▸ **Task**: Write out the full listing again, exactly as it stands.

▸ **Data for the task**:
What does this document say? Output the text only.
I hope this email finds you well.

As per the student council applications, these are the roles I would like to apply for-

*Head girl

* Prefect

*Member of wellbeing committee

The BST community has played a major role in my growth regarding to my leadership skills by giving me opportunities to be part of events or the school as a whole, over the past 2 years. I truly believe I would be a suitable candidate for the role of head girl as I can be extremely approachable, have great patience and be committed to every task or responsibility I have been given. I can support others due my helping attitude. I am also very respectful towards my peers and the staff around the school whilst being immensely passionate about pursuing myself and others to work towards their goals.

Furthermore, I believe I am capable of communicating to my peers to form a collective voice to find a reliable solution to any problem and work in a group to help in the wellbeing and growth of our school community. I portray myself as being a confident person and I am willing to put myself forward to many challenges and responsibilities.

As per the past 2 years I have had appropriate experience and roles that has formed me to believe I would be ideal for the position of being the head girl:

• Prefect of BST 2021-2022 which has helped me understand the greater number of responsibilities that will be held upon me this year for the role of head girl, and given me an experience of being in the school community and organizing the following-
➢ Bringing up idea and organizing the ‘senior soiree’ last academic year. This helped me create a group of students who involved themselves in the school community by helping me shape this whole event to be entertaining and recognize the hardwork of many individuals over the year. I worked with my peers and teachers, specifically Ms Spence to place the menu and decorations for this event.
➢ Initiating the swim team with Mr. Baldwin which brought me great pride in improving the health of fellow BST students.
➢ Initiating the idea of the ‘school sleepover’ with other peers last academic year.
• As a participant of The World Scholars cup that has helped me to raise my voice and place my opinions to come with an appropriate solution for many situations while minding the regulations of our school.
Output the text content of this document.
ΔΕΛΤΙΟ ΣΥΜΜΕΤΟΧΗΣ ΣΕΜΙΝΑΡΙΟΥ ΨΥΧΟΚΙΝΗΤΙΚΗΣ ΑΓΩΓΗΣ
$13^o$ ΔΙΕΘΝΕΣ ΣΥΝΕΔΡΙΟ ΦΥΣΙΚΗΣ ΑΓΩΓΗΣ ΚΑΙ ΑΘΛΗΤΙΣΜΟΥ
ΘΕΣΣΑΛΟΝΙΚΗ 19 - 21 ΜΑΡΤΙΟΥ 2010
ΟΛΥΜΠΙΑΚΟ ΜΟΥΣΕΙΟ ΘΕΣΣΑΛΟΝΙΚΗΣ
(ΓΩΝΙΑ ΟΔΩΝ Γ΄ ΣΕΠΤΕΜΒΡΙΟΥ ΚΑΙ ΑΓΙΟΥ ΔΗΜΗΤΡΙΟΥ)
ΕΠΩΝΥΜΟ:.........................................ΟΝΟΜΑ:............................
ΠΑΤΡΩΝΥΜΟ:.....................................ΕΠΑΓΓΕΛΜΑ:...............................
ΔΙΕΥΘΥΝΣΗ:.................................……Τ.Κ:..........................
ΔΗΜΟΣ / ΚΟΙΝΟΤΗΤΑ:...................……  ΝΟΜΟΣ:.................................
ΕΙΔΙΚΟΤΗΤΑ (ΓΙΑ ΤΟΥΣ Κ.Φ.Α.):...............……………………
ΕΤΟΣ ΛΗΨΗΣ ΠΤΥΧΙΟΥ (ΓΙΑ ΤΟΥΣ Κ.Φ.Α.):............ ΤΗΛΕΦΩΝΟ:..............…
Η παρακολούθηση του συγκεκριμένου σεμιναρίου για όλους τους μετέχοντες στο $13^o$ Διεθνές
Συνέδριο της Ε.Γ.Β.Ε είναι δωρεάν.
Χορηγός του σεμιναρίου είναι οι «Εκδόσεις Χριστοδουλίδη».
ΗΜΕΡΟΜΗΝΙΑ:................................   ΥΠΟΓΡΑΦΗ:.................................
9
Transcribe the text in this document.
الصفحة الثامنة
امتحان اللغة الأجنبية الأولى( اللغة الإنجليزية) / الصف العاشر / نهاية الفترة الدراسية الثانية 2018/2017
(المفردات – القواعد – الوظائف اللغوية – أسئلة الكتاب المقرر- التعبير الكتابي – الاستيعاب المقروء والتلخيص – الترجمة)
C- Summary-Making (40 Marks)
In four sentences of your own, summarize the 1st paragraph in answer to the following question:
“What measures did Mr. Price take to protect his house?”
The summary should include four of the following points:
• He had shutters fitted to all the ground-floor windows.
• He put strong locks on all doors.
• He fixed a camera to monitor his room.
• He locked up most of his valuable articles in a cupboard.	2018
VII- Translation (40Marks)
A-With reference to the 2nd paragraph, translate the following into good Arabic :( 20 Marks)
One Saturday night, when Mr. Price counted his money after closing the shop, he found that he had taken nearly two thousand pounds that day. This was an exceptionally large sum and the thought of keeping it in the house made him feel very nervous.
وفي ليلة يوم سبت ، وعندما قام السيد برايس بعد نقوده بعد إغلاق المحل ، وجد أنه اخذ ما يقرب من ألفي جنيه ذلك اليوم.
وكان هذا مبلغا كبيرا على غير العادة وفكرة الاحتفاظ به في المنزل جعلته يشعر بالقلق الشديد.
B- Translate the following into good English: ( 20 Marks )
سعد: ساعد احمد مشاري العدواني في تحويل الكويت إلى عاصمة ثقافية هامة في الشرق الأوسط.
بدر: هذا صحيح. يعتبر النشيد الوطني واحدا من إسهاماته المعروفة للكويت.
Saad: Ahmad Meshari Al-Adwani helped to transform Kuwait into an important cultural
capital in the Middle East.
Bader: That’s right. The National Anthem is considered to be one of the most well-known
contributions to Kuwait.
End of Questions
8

▸ **Solution to the problem**:
What does this document say? Output the text only.
I hope this email finds you well.

As per the student council applications, these are the roles I would like to apply for-

*Head girl

* Prefect

*Member of wellbeing committee

The BST community has played a major role in my growth regarding to my leadership skills by giving me opportunities to be part of events or the school as a whole, over the past 2 years. I truly believe I would be a suitable candidate for the role of head girl as I can be extremely approachable, have great patience and be committed to every task or responsibility I have been given. I can support others due my helping attitude. I am also very respectful towards my peers and the staff around the school whilst being immensely passionate about pursuing myself and others to work towards their goals.

Furthermore, I believe I am capable of communicating to my peers to form a collective voice to find a reliable solution to any problem and work in a group to help in the wellbeing and growth of our school community. I portray myself as being a confident person and I am willing to put myself forward to many challenges and responsibilities.

As per the past 2 years I have had appropriate experience and roles that has formed me to believe I would be ideal for the position of being the head girl:

• Prefect of BST 2021-2022 which has helped me understand the greater number of responsibilities that will be held upon me this year for the role of head girl, and given me an experience of being in the school community and organizing the following-
➢ Bringing up idea and organizing the ‘senior soiree’ last academic year. This helped me create a group of students who involved themselves in the school community by helping me shape this whole event to be entertaining and recognize the hardwork of many individuals over the year. I worked with my peers and teachers, specifically Ms Spence to place the menu and decorations for this event.
➢ Initiating the swim team with Mr. Baldwin which brought me great pride in improving the health of fellow BST students.
➢ Initiating the idea of the ‘school sleepover’ with other peers last academic year.
• As a participant of The World Scholars cup that has helped me to raise my voice and place my opinions to come with an appropriate solution for many situations while minding the regulations of our school.
Output the text content of this document.
ΔΕΛΤΙΟ ΣΥΜΜΕΤΟΧΗΣ ΣΕΜΙΝΑΡΙΟΥ ΨΥΧΟΚΙΝΗΤΙΚΗΣ ΑΓΩΓΗΣ
$13^o$ ΔΙΕΘΝΕΣ ΣΥΝΕΔΡΙΟ ΦΥΣΙΚΗΣ ΑΓΩΓΗΣ ΚΑΙ ΑΘΛΗΤΙΣΜΟΥ
ΘΕΣΣΑΛΟΝΙΚΗ 19 - 21 ΜΑΡΤΙΟΥ 2010
ΟΛΥΜΠΙΑΚΟ ΜΟΥΣΕΙΟ ΘΕΣΣΑΛΟΝΙΚΗΣ
(ΓΩΝΙΑ ΟΔΩΝ Γ΄ ΣΕΠΤΕΜΒΡΙΟΥ ΚΑΙ ΑΓΙΟΥ ΔΗΜΗΤΡΙΟΥ)
ΕΠΩΝΥΜΟ:.........................................ΟΝΟΜΑ:............................
ΠΑΤΡΩΝΥΜΟ:.....................................ΕΠΑΓΓΕΛΜΑ:...............................
ΔΙΕΥΘΥΝΣΗ:.................................……Τ.Κ:..........................
ΔΗΜΟΣ / ΚΟΙΝΟΤΗΤΑ:...................……  ΝΟΜΟΣ:.................................
ΕΙΔΙΚΟΤΗΤΑ (ΓΙΑ ΤΟΥΣ Κ.Φ.Α.):...............……………………
ΕΤΟΣ ΛΗΨΗΣ ΠΤΥΧΙΟΥ (ΓΙΑ ΤΟΥΣ Κ.Φ.Α.):............ ΤΗΛΕΦΩΝΟ:..............…
Η παρακολούθηση του συγκεκριμένου σεμιναρίου για όλους τους μετέχοντες στο $13^o$ Διεθνές
Συνέδριο της Ε.Γ.Β.Ε είναι δωρεάν.
Χορηγός του σεμιναρίου είναι οι «Εκδόσεις Χριστοδουλίδη».
ΗΜΕΡΟΜΗΝΙΑ:................................   ΥΠΟΓΡΑΦΗ:.................................
9
Transcribe the text in this document.
الصفحة الثامنة
امتحان اللغة الأجنبية الأولى( اللغة الإنجليزية) / الصف العاشر / نهاية الفترة الدراسية الثانية 2018/2017
(المفردات – القواعد – الوظائف اللغوية – أسئلة الكتاب المقرر- التعبير الكتابي – الاستيعاب المقروء والتلخيص – الترجمة)
C- Summary-Making (40 Marks)
In four sentences of your own, summarize the 1st paragraph in answer to the following question:
“What measures did Mr. Price take to protect his house?”
The summary should include four of the following points:
• He had shutters fitted to all the ground-floor windows.
• He put strong locks on all doors.
• He fixed a camera to monitor his room.
• He locked up most of his valuable articles in a cupboard.	2018
VII- Translation (40Marks)
A-With reference to the 2nd paragraph, translate the following into good Arabic :( 20 Marks)
One Saturday night, when Mr. Price counted his money after closing the shop, he found that he had taken nearly two thousand pounds that day. This was an exceptionally large sum and the thought of keeping it in the house made him feel very nervous.
وفي ليلة يوم سبت ، وعندما قام السيد برايس بعد نقوده بعد إغلاق المحل ، وجد أنه اخذ ما يقرب من ألفي جنيه ذلك اليوم.
وكان هذا مبلغا كبيرا على غير العادة وفكرة الاحتفاظ به في المنزل جعلته يشعر بالقلق الشديد.
B- Translate the following into good English: ( 20 Marks )
سعد: ساعد احمد مشاري العدواني في تحويل الكويت إلى عاصمة ثقافية هامة في الشرق الأوسط.
بدر: هذا صحيح. يعتبر النشيد الوطني واحدا من إسهاماته المعروفة للكويت.
Saad: Ahmad Meshari Al-Adwani helped to transform Kuwait into an important cultural
capital in the Middle East.
Bader: That’s right. The National Anthem is considered to be one of the most well-known
contributions to Kuwait.
End of Questions
8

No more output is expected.